─── Material provided ───
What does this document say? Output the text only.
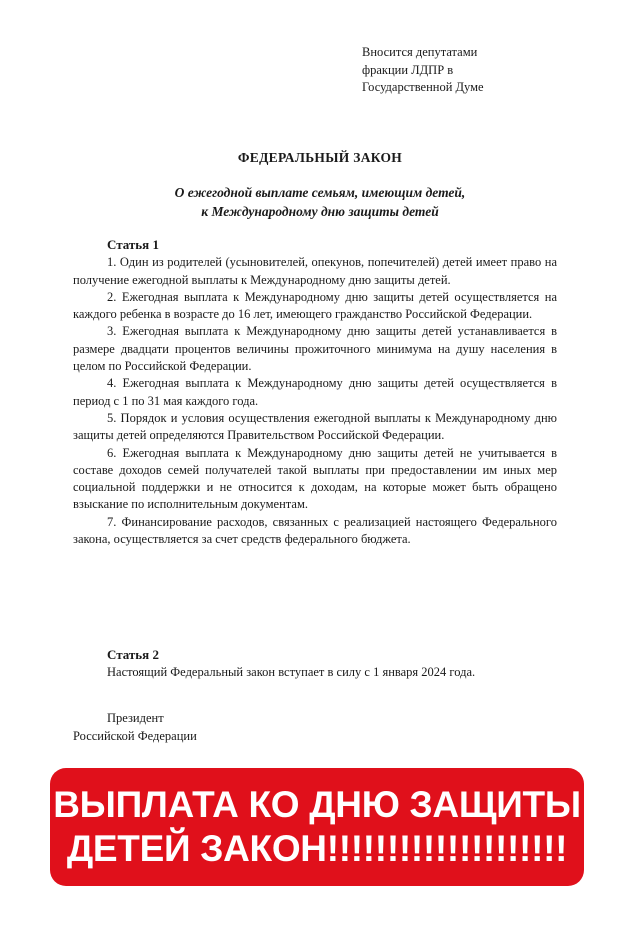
Вносится депутатами
фракции ЛДПР в
Государственной Думе
ФЕДЕРАЛЬНЫЙ ЗАКОН
О ежегодной выплате семьям, имеющим детей,
к Международному дню защиты детей
Статья 1

1. Один из родителей (усыновителей, опекунов, попечителей) детей имеет право на получение ежегодной выплаты к Международному дню защиты детей.

2. Ежегодная выплата к Международному дню защиты детей осуществляется на каждого ребенка в возрасте до 16 лет, имеющего гражданство Российской Федерации.

3. Ежегодная выплата к Международному дню защиты детей устанавливается в размере двадцати процентов величины прожиточного минимума на душу населения в целом по Российской Федерации.

4. Ежегодная выплата к Международному дню защиты детей осуществляется в период с 1 по 31 мая каждого года.

5. Порядок и условия осуществления ежегодной выплаты к Международному дню защиты детей определяются Правительством Российской Федерации.

6. Ежегодная выплата к Международному дню защиты детей не учитывается в составе доходов семей получателей такой выплаты при предоставлении им иных мер социальной поддержки и не относится к доходам, на которые может быть обращено взыскание по исполнительным документам.

7. Финансирование расходов, связанных с реализацией настоящего Федерального закона, осуществляется за счет средств федерального бюджета.

Статья 2

Настоящий Федеральный закон вступает в силу с 1 января 2024 года.

Президент
Российской Федерации
ВЫПЛАТА КО ДНЮ ЗАЩИТЫ
ДЕТЕЙ ЗАКОН!!!!!!!!!!!!!!!!!!!!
───
§ Requirement
Output the data above without changes, apart from leaving out the pictures.

§ Solution for this problem
What does this document say? Output the text only.
Вносится депутатами
фракции ЛДПР в
Государственной Думе
ФЕДЕРАЛЬНЫЙ ЗАКОН
О ежегодной выплате семьям, имеющим детей,
к Международному дню защиты детей
Статья 1

1. Один из родителей (усыновителей, опекунов, попечителей) детей имеет право на получение ежегодной выплаты к Международному дню защиты детей.

2. Ежегодная выплата к Международному дню защиты детей осуществляется на каждого ребенка в возрасте до 16 лет, имеющего гражданство Российской Федерации.

3. Ежегодная выплата к Международному дню защиты детей устанавливается в размере двадцати процентов величины прожиточного минимума на душу населения в целом по Российской Федерации.

4. Ежегодная выплата к Международному дню защиты детей осуществляется в период с 1 по 31 мая каждого года.

5. Порядок и условия осуществления ежегодной выплаты к Международному дню защиты детей определяются Правительством Российской Федерации.

6. Ежегодная выплата к Международному дню защиты детей не учитывается в составе доходов семей получателей такой выплаты при предоставлении им иных мер социальной поддержки и не относится к доходам, на которые может быть обращено взыскание по исполнительным документам.

7. Финансирование расходов, связанных с реализацией настоящего Федерального закона, осуществляется за счет средств федерального бюджета.

Статья 2

Настоящий Федеральный закон вступает в силу с 1 января 2024 года.

Президент
Российской Федерации
ВЫПЛАТА КО ДНЮ ЗАЩИТЫ
ДЕТЕЙ ЗАКОН!!!!!!!!!!!!!!!!!!!!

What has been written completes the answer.